[SUPPLIED DATA]

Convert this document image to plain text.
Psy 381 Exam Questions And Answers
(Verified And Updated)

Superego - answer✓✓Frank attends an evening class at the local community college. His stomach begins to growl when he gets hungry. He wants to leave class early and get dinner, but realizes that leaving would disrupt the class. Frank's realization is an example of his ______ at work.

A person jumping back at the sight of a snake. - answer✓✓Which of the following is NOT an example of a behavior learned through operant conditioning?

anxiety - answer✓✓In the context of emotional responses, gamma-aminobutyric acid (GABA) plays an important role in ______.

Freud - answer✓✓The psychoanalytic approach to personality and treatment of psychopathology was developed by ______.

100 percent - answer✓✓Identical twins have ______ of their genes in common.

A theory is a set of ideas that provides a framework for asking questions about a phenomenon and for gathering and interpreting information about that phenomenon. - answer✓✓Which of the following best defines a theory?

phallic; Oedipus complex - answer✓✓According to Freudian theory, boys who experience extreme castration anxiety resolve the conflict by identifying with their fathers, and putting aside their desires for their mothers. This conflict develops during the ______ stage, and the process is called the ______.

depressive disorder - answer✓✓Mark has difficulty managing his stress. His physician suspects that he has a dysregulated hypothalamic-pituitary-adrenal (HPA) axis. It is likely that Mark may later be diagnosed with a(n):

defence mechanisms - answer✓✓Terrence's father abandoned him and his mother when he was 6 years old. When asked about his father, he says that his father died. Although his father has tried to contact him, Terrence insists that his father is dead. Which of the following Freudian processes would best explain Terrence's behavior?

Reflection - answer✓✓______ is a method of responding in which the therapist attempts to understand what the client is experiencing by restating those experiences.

[/SUPPLIED DATA]
[SUPPLIED DATA]

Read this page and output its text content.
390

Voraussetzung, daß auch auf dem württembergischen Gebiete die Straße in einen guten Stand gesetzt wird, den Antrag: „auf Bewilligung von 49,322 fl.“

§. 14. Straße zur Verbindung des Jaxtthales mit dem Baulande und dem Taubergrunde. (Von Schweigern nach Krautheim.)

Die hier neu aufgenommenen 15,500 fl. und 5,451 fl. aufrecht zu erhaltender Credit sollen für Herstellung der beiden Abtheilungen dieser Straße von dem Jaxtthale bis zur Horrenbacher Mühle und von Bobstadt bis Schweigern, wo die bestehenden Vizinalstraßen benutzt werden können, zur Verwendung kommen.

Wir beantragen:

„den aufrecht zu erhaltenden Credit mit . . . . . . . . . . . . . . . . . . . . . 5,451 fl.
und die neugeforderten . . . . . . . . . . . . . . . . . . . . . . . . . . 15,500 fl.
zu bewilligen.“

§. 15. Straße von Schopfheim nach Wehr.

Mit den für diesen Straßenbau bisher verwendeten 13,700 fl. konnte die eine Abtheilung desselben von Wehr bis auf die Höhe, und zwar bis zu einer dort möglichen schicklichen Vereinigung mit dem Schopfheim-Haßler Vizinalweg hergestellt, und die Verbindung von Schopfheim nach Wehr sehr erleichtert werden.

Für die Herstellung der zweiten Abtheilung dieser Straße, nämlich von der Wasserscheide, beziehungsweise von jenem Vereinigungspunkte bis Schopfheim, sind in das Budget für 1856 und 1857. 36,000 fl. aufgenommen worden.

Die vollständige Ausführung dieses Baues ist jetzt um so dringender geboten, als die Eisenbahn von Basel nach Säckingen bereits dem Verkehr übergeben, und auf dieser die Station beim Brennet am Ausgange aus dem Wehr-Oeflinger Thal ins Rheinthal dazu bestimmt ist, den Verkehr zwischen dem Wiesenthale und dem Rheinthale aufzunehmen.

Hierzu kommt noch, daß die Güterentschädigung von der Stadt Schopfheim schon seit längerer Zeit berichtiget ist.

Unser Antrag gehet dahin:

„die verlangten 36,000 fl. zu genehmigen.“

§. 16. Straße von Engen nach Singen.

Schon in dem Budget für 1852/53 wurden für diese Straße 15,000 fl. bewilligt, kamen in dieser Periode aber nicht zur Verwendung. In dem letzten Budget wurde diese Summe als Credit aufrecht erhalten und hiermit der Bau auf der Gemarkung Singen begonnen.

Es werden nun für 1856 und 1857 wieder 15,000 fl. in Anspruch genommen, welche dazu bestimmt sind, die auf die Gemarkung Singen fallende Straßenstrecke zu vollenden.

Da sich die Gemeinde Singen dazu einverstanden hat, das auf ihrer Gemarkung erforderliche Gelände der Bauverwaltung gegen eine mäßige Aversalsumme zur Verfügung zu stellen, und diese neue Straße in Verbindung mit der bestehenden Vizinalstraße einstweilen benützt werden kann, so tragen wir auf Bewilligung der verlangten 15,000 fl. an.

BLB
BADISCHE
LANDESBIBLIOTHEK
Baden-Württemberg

[/SUPPLIED DATA]
[SUPPLIED DATA]

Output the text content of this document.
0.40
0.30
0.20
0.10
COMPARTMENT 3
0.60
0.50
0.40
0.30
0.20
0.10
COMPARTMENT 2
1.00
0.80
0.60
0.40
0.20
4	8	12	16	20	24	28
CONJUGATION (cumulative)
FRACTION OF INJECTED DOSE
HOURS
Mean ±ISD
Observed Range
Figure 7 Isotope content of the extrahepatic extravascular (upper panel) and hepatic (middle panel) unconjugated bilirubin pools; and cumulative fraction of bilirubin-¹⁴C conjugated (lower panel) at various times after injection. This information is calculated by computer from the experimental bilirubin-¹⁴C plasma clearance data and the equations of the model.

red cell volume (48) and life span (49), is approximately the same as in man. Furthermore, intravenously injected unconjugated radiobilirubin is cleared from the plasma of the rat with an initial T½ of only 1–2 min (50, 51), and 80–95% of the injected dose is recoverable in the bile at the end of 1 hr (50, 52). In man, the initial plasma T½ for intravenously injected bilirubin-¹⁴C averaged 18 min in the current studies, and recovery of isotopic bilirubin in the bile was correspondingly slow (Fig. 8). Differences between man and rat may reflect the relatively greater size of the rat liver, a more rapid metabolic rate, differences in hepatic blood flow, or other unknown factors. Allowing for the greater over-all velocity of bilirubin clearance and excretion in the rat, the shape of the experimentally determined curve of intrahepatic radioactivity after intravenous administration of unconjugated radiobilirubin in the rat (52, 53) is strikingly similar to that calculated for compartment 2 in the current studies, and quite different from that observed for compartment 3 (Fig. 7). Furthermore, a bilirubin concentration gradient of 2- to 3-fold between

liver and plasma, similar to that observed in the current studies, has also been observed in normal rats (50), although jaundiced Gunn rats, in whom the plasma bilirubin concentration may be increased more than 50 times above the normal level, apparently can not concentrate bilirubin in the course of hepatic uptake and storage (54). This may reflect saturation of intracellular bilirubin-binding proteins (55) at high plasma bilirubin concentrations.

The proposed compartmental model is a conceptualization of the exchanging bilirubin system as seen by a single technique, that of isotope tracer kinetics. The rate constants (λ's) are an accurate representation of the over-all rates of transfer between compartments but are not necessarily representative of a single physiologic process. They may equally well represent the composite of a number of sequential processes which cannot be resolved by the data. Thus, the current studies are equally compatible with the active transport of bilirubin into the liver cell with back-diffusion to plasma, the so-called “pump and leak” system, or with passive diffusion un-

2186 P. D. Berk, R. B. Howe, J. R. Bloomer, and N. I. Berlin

[/SUPPLIED DATA]

*REQUIRED ACTION*: Go line by line through the records above and copy each one containing "Freudian".

*TASK ANSWER*:
phallic; Oedipus complex - answer✓✓According to Freudian theory, boys who experience extreme castration anxiety resolve the conflict by identifying with their fathers, and putting aside their desires for their mothers. This conflict develops during the ______ stage, and the process is called the ______.
defence mechanisms - answer✓✓Terrence's father abandoned him and his mother when he was 6 years old. When asked about his father, he says that his father died. Although his father has tried to contact him, Terrence insists that his father is dead. Which of the following Freudian processes would best explain Terrence's behavior?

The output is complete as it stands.